## begin Entries
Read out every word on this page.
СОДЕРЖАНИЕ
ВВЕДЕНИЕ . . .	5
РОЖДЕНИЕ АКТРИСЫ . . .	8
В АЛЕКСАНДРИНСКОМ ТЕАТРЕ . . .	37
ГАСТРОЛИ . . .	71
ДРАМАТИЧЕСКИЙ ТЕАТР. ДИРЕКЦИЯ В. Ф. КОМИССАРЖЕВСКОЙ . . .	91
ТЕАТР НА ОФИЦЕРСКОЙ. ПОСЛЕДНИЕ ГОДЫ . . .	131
## end Entries
Quote every line of the data, word for word.

Read out every word on this page.
СОДЕРЖАНИЕ
ВВЕДЕНИЕ . . .	5
РОЖДЕНИЕ АКТРИСЫ . . .	8
В АЛЕКСАНДРИНСКОМ ТЕАТРЕ . . .	37
ГАСТРОЛИ . . .	71
ДРАМАТИЧЕСКИЙ ТЕАТР. ДИРЕКЦИЯ В. Ф. КОМИССАРЖЕВСКОЙ . . .	91
ТЕАТР НА ОФИЦЕРСКОЙ. ПОСЛЕДНИЕ ГОДЫ . . .	131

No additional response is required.